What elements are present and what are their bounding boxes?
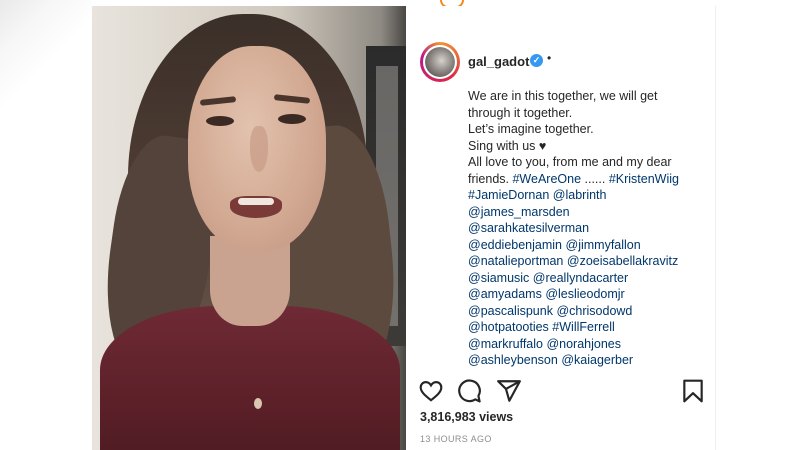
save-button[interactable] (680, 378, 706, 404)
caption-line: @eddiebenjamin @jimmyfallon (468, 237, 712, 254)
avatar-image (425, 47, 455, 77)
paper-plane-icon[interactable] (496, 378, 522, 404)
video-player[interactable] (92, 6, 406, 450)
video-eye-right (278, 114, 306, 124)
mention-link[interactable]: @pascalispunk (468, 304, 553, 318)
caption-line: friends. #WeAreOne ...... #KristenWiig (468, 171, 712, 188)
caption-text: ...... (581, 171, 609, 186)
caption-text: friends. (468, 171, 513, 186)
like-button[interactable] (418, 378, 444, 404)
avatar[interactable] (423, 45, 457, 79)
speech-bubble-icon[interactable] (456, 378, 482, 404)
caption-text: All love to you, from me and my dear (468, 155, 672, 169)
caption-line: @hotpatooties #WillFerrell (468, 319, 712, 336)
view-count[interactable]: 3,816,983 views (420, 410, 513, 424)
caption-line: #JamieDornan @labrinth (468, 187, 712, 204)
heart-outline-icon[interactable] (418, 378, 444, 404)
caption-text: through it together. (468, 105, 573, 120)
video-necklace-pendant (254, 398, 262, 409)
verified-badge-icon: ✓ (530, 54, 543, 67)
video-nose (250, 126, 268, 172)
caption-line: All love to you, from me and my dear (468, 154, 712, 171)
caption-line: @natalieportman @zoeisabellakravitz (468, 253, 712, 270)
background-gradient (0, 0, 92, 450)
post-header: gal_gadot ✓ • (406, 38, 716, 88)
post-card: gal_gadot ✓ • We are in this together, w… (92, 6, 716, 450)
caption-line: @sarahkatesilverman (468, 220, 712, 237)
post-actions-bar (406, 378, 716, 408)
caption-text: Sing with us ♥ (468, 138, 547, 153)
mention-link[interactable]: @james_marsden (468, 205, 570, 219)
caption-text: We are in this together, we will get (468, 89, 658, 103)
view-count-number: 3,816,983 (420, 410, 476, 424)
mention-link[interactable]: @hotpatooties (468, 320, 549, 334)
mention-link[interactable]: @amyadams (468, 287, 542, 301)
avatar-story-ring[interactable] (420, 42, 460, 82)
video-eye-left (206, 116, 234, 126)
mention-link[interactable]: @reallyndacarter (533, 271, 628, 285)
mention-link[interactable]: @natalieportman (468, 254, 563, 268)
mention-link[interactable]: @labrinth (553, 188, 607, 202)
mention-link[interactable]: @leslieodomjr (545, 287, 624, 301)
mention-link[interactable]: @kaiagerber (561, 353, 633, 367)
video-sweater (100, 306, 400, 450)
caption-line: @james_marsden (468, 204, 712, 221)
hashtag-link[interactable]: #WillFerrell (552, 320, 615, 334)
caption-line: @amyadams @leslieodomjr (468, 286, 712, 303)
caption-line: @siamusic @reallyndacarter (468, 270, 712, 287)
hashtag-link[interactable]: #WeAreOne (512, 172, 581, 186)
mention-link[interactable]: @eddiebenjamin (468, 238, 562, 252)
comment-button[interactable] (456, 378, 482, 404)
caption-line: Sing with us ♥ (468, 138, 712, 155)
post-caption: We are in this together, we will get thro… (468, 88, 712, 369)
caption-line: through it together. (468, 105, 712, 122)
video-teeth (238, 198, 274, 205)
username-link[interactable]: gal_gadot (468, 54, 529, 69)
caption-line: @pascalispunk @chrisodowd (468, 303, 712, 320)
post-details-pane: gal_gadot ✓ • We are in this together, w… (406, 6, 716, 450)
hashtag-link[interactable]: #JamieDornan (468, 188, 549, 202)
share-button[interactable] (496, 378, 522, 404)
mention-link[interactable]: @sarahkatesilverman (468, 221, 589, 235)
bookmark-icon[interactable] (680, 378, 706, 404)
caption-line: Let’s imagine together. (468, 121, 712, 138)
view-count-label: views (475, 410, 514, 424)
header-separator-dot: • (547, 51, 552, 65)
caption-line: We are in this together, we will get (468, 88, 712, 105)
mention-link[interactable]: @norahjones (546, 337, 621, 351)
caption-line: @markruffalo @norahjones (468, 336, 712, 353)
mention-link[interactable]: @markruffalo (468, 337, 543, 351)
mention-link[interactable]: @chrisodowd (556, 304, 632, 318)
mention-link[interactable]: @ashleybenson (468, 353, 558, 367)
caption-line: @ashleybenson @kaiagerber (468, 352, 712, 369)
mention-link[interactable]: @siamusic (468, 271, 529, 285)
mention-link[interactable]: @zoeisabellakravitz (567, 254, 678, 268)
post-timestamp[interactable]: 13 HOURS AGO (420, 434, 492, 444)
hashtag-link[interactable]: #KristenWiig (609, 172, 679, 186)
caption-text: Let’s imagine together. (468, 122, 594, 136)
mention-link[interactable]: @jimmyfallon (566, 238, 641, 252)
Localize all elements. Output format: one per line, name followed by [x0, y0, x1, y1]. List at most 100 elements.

* **Task directions**
Give the listing above as a JSON array of strings, one string per line, with blank lines left out and the picture omitted.

* **Full solution**
[
  "What elements are present and what are their bounding boxes?",
  "save-button[interactable] (680, 378, 706, 404)",
  "caption-line: @eddiebenjamin @jimmyfallon (468, 237, 712, 254)",
  "avatar-image (425, 47, 455, 77)",
  "paper-plane-icon[interactable] (496, 378, 522, 404)",
  "video-player[interactable] (92, 6, 406, 450)",
  "video-eye-right (278, 114, 306, 124)",
  "mention-link[interactable]: @pascalispunk (468, 304, 553, 318)",
  "caption-line: friends. #WeAreOne ...... #KristenWiig (468, 171, 712, 188)",
  "caption-text: ...... (581, 171, 609, 186)",
  "caption-text: friends. (468, 171, 513, 186)",
  "like-button[interactable] (418, 378, 444, 404)",
  "avatar[interactable] (423, 45, 457, 79)",
  "speech-bubble-icon[interactable] (456, 378, 482, 404)",
  "caption-text: All love to you, from me and my dear (468, 155, 672, 169)",
  "caption-line: @hotpatooties #WillFerrell (468, 319, 712, 336)",
  "view-count[interactable]: 3,816,983 views (420, 410, 513, 424)",
  "caption-line: #JamieDornan @labrinth (468, 187, 712, 204)",
  "heart-outline-icon[interactable] (418, 378, 444, 404)",
  "caption-text: through it together. (468, 105, 573, 120)",
  "video-necklace-pendant (254, 398, 262, 409)",
  "verified-badge-icon: ✓ (530, 54, 543, 67)",
  "video-nose (250, 126, 268, 172)",
  "caption-line: All love to you, from me and my dear (468, 154, 712, 171)",
  "caption-line: @natalieportman @zoeisabellakravitz (468, 253, 712, 270)",
  "background-gradient (0, 0, 92, 450)",
  "post-header: gal_gadot ✓ • (406, 38, 716, 88)",
  "post-card: gal_gadot ✓ • We are in this together, w… (92, 6, 716, 450)",
  "caption-line: @sarahkatesilverman (468, 220, 712, 237)",
  "post-actions-bar (406, 378, 716, 408)",
  "caption-text: Sing with us ♥ (468, 138, 547, 153)",
  "mention-link[interactable]: @james_marsden (468, 205, 570, 219)",
  "caption-text: We are in this together, we will get (468, 89, 658, 103)",
  "view-count-number: 3,816,983 (420, 410, 476, 424)",
  "mention-link[interactable]: @hotpatooties (468, 320, 549, 334)",
  "mention-link[interactable]: @amyadams (468, 287, 542, 301)",
  "avatar-story-ring[interactable] (420, 42, 460, 82)",
  "video-eye-left (206, 116, 234, 126)",
  "mention-link[interactable]: @reallyndacarter (533, 271, 628, 285)",
  "mention-link[interactable]: @natalieportman (468, 254, 563, 268)",
  "mention-link[interactable]: @labrinth (553, 188, 607, 202)",
  "mention-link[interactable]: @leslieodomjr (545, 287, 624, 301)",
  "mention-link[interactable]: @kaiagerber (561, 353, 633, 367)",
  "video-sweater (100, 306, 400, 450)",
  "caption-line: @james_marsden (468, 204, 712, 221)",
  "hashtag-link[interactable]: #WillFerrell (552, 320, 615, 334)",
  "caption-line: @amyadams @leslieodomjr (468, 286, 712, 303)",
  "caption-line: @siamusic @reallyndacarter (468, 270, 712, 287)",
  "hashtag-link[interactable]: #WeAreOne (512, 172, 581, 186)",
  "mention-link[interactable]: @eddiebenjamin (468, 238, 562, 252)",
  "comment-button[interactable] (456, 378, 482, 404)",
  "caption-line: Sing with us ♥ (468, 138, 712, 155)",
  "post-caption: We are in this together, we will get thro… (468, 88, 712, 369)",
  "caption-line: through it together. (468, 105, 712, 122)",
  "video-teeth (238, 198, 274, 205)",
  "username-link[interactable]: gal_gadot (468, 54, 529, 69)",
  "caption-line: @pascalispunk @chrisodowd (468, 303, 712, 320)",
  "post-details-pane: gal_gadot ✓ • We are in this together, w… (406, 6, 716, 450)",
  "hashtag-link[interactable]: #JamieDornan (468, 188, 549, 202)",
  "share-button[interactable] (496, 378, 522, 404)",
  "mention-link[interactable]: @sarahkatesilverman (468, 221, 589, 235)",
  "bookmark-icon[interactable] (680, 378, 706, 404)",
  "caption-line: Let’s imagine together. (468, 121, 712, 138)",
  "view-count-label: views (475, 410, 514, 424)",
  "header-separator-dot: • (547, 51, 552, 65)",
  "caption-line: We are in this together, we will get (468, 88, 712, 105)",
  "mention-link[interactable]: @norahjones (546, 337, 621, 351)",
  "caption-line: @markruffalo @norahjones (468, 336, 712, 353)",
  "mention-link[interactable]: @markruffalo (468, 337, 543, 351)",
  "mention-link[interactable]: @chrisodowd (556, 304, 632, 318)",
  "mention-link[interactable]: @ashleybenson (468, 353, 558, 367)",
  "caption-line: @ashleybenson @kaiagerber (468, 352, 712, 369)",
  "mention-link[interactable]: @siamusic (468, 271, 529, 285)",
  "mention-link[interactable]: @zoeisabellakravitz (567, 254, 678, 268)",
  "post-timestamp[interactable]: 13 HOURS AGO (420, 434, 492, 444)",
  "hashtag-link[interactable]: #KristenWiig (609, 172, 679, 186)",
  "caption-text: Let’s imagine together. (468, 122, 594, 136)",
  "mention-link[interactable]: @jimmyfallon (566, 238, 641, 252)",
  "Localize all elements. Output format: one per line, name followed by [x0, y0, x1, y1]. List at most 100 elements."
]